Task prompt: An exact copy of every record is needed.

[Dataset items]
******
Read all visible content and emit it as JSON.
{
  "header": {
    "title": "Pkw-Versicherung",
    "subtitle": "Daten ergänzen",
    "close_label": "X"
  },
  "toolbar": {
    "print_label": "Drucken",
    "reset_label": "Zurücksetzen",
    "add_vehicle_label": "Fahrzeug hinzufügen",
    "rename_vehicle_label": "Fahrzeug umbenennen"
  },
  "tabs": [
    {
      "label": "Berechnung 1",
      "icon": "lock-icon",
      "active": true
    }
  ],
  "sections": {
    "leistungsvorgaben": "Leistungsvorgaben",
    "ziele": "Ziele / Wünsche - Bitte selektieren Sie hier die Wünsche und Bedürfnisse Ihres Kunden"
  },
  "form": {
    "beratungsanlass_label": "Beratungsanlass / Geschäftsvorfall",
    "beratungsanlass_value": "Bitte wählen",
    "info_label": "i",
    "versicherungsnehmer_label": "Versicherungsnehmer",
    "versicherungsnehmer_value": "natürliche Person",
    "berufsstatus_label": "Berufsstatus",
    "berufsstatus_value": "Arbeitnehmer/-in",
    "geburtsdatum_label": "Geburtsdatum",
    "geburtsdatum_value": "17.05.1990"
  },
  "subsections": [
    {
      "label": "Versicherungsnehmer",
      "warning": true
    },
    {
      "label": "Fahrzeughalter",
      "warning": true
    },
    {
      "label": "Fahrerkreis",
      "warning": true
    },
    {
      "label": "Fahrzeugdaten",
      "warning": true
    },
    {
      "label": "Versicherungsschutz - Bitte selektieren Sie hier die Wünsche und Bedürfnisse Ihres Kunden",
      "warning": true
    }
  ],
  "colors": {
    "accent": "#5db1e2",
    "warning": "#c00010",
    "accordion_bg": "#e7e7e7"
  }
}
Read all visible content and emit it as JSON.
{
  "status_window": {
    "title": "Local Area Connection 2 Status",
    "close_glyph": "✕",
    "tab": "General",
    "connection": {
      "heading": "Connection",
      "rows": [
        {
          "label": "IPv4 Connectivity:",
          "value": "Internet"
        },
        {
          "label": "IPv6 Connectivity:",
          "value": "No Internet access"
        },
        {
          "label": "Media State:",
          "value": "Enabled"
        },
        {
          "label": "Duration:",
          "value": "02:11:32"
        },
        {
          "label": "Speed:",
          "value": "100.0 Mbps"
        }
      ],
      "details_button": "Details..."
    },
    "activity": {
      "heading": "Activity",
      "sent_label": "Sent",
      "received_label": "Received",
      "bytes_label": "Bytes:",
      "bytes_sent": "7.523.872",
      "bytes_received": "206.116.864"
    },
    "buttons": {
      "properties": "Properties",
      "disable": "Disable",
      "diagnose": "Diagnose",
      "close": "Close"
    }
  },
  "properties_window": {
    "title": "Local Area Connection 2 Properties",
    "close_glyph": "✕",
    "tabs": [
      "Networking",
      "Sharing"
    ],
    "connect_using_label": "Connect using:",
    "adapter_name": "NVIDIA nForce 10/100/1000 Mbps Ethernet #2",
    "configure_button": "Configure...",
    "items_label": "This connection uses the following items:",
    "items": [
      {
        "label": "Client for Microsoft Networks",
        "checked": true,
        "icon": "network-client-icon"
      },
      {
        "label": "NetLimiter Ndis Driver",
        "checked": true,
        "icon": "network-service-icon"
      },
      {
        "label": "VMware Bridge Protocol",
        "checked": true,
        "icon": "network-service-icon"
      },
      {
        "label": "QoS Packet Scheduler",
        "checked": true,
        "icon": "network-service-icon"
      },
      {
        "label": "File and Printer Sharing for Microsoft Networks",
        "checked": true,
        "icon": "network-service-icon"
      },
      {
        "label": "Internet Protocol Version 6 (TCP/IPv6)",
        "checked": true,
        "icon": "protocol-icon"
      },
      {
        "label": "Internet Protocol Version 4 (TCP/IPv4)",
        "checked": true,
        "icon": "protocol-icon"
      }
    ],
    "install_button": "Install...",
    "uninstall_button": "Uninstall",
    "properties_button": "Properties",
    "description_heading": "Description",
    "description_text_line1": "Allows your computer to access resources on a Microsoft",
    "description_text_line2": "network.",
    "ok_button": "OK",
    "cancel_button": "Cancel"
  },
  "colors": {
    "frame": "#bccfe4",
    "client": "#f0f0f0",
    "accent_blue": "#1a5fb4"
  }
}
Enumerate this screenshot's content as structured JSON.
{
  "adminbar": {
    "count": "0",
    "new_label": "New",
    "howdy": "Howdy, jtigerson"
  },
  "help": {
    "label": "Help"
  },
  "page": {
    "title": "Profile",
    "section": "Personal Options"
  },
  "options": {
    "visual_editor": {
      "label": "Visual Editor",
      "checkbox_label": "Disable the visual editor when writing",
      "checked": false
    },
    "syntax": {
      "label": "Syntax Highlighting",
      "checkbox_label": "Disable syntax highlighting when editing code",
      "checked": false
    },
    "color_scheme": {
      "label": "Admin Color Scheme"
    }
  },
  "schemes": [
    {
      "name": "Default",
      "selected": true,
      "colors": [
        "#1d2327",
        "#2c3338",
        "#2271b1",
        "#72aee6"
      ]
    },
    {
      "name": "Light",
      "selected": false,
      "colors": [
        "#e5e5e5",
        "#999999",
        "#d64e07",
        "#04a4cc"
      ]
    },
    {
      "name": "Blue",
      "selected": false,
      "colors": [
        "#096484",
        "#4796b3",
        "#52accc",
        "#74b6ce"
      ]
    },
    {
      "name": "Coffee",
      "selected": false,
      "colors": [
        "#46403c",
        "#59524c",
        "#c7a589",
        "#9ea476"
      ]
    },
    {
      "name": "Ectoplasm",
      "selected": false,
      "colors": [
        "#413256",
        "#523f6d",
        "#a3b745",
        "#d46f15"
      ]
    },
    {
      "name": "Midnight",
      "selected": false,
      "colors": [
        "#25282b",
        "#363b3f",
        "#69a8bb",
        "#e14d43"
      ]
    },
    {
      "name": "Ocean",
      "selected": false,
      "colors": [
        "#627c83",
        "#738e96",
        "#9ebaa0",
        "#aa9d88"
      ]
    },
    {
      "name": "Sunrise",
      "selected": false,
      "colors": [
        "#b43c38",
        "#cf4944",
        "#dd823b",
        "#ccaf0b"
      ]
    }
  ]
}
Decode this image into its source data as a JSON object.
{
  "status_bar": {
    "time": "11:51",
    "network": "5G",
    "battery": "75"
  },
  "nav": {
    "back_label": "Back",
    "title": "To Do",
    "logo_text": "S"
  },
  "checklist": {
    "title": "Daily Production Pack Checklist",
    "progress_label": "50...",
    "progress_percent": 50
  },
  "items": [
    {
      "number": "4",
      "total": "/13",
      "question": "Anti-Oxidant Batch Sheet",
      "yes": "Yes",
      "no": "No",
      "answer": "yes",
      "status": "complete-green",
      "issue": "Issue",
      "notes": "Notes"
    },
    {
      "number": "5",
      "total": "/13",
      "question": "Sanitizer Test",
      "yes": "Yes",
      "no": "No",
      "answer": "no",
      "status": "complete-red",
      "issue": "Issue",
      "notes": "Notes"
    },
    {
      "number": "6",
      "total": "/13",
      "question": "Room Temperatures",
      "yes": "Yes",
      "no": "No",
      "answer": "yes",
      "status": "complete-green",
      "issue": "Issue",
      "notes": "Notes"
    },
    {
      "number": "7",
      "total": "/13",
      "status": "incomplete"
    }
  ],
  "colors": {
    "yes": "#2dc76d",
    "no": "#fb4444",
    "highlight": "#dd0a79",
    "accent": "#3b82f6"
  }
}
******
Result for this task:
Read all visible content and emit it as JSON.
{
  "header": {
    "title": "Pkw-Versicherung",
    "subtitle": "Daten ergänzen",
    "close_label": "X"
  },
  "toolbar": {
    "print_label": "Drucken",
    "reset_label": "Zurücksetzen",
    "add_vehicle_label": "Fahrzeug hinzufügen",
    "rename_vehicle_label": "Fahrzeug umbenennen"
  },
  "tabs": [
    {
      "label": "Berechnung 1",
      "icon": "lock-icon",
      "active": true
    }
  ],
  "sections": {
    "leistungsvorgaben": "Leistungsvorgaben",
    "ziele": "Ziele / Wünsche - Bitte selektieren Sie hier die Wünsche und Bedürfnisse Ihres Kunden"
  },
  "form": {
    "beratungsanlass_label": "Beratungsanlass / Geschäftsvorfall",
    "beratungsanlass_value": "Bitte wählen",
    "info_label": "i",
    "versicherungsnehmer_label": "Versicherungsnehmer",
    "versicherungsnehmer_value": "natürliche Person",
    "berufsstatus_label": "Berufsstatus",
    "berufsstatus_value": "Arbeitnehmer/-in",
    "geburtsdatum_label": "Geburtsdatum",
    "geburtsdatum_value": "17.05.1990"
  },
  "subsections": [
    {
      "label": "Versicherungsnehmer",
      "warning": true
    },
    {
      "label": "Fahrzeughalter",
      "warning": true
    },
    {
      "label": "Fahrerkreis",
      "warning": true
    },
    {
      "label": "Fahrzeugdaten",
      "warning": true
    },
    {
      "label": "Versicherungsschutz - Bitte selektieren Sie hier die Wünsche und Bedürfnisse Ihres Kunden",
      "warning": true
    }
  ],
  "colors": {
    "accent": "#5db1e2",
    "warning": "#c00010",
    "accordion_bg": "#e7e7e7"
  }
}
Read all visible content and emit it as JSON.
{
  "status_window": {
    "title": "Local Area Connection 2 Status",
    "close_glyph": "✕",
    "tab": "General",
    "connection": {
      "heading": "Connection",
      "rows": [
        {
          "label": "IPv4 Connectivity:",
          "value": "Internet"
        },
        {
          "label": "IPv6 Connectivity:",
          "value": "No Internet access"
        },
        {
          "label": "Media State:",
          "value": "Enabled"
        },
        {
          "label": "Duration:",
          "value": "02:11:32"
        },
        {
          "label": "Speed:",
          "value": "100.0 Mbps"
        }
      ],
      "details_button": "Details..."
    },
    "activity": {
      "heading": "Activity",
      "sent_label": "Sent",
      "received_label": "Received",
      "bytes_label": "Bytes:",
      "bytes_sent": "7.523.872",
      "bytes_received": "206.116.864"
    },
    "buttons": {
      "properties": "Properties",
      "disable": "Disable",
      "diagnose": "Diagnose",
      "close": "Close"
    }
  },
  "properties_window": {
    "title": "Local Area Connection 2 Properties",
    "close_glyph": "✕",
    "tabs": [
      "Networking",
      "Sharing"
    ],
    "connect_using_label": "Connect using:",
    "adapter_name": "NVIDIA nForce 10/100/1000 Mbps Ethernet #2",
    "configure_button": "Configure...",
    "items_label": "This connection uses the following items:",
    "items": [
      {
        "label": "Client for Microsoft Networks",
        "checked": true,
        "icon": "network-client-icon"
      },
      {
        "label": "NetLimiter Ndis Driver",
        "checked": true,
        "icon": "network-service-icon"
      },
      {
        "label": "VMware Bridge Protocol",
        "checked": true,
        "icon": "network-service-icon"
      },
      {
        "label": "QoS Packet Scheduler",
        "checked": true,
        "icon": "network-service-icon"
      },
      {
        "label": "File and Printer Sharing for Microsoft Networks",
        "checked": true,
        "icon": "network-service-icon"
      },
      {
        "label": "Internet Protocol Version 6 (TCP/IPv6)",
        "checked": true,
        "icon": "protocol-icon"
      },
      {
        "label": "Internet Protocol Version 4 (TCP/IPv4)",
        "checked": true,
        "icon": "protocol-icon"
      }
    ],
    "install_button": "Install...",
    "uninstall_button": "Uninstall",
    "properties_button": "Properties",
    "description_heading": "Description",
    "description_text_line1": "Allows your computer to access resources on a Microsoft",
    "description_text_line2": "network.",
    "ok_button": "OK",
    "cancel_button": "Cancel"
  },
  "colors": {
    "frame": "#bccfe4",
    "client": "#f0f0f0",
    "accent_blue": "#1a5fb4"
  }
}
Enumerate this screenshot's content as structured JSON.
{
  "adminbar": {
    "count": "0",
    "new_label": "New",
    "howdy": "Howdy, jtigerson"
  },
  "help": {
    "label": "Help"
  },
  "page": {
    "title": "Profile",
    "section": "Personal Options"
  },
  "options": {
    "visual_editor": {
      "label": "Visual Editor",
      "checkbox_label": "Disable the visual editor when writing",
      "checked": false
    },
    "syntax": {
      "label": "Syntax Highlighting",
      "checkbox_label": "Disable syntax highlighting when editing code",
      "checked": false
    },
    "color_scheme": {
      "label": "Admin Color Scheme"
    }
  },
  "schemes": [
    {
      "name": "Default",
      "selected": true,
      "colors": [
        "#1d2327",
        "#2c3338",
        "#2271b1",
        "#72aee6"
      ]
    },
    {
      "name": "Light",
      "selected": false,
      "colors": [
        "#e5e5e5",
        "#999999",
        "#d64e07",
        "#04a4cc"
      ]
    },
    {
      "name": "Blue",
      "selected": false,
      "colors": [
        "#096484",
        "#4796b3",
        "#52accc",
        "#74b6ce"
      ]
    },
    {
      "name": "Coffee",
      "selected": false,
      "colors": [
        "#46403c",
        "#59524c",
        "#c7a589",
        "#9ea476"
      ]
    },
    {
      "name": "Ectoplasm",
      "selected": false,
      "colors": [
        "#413256",
        "#523f6d",
        "#a3b745",
        "#d46f15"
      ]
    },
    {
      "name": "Midnight",
      "selected": false,
      "colors": [
        "#25282b",
        "#363b3f",
        "#69a8bb",
        "#e14d43"
      ]
    },
    {
      "name": "Ocean",
      "selected": false,
      "colors": [
        "#627c83",
        "#738e96",
        "#9ebaa0",
        "#aa9d88"
      ]
    },
    {
      "name": "Sunrise",
      "selected": false,
      "colors": [
        "#b43c38",
        "#cf4944",
        "#dd823b",
        "#ccaf0b"
      ]
    }
  ]
}
Decode this image into its source data as a JSON object.
{
  "status_bar": {
    "time": "11:51",
    "network": "5G",
    "battery": "75"
  },
  "nav": {
    "back_label": "Back",
    "title": "To Do",
    "logo_text": "S"
  },
  "checklist": {
    "title": "Daily Production Pack Checklist",
    "progress_label": "50...",
    "progress_percent": 50
  },
  "items": [
    {
      "number": "4",
      "total": "/13",
      "question": "Anti-Oxidant Batch Sheet",
      "yes": "Yes",
      "no": "No",
      "answer": "yes",
      "status": "complete-green",
      "issue": "Issue",
      "notes": "Notes"
    },
    {
      "number": "5",
      "total": "/13",
      "question": "Sanitizer Test",
      "yes": "Yes",
      "no": "No",
      "answer": "no",
      "status": "complete-red",
      "issue": "Issue",
      "notes": "Notes"
    },
    {
      "number": "6",
      "total": "/13",
      "question": "Room Temperatures",
      "yes": "Yes",
      "no": "No",
      "answer": "yes",
      "status": "complete-green",
      "issue": "Issue",
      "notes": "Notes"
    },
    {
      "number": "7",
      "total": "/13",
      "status": "incomplete"
    }
  ],
  "colors": {
    "yes": "#2dc76d",
    "no": "#fb4444",
    "highlight": "#dd0a79",
    "accent": "#3b82f6"
  }
}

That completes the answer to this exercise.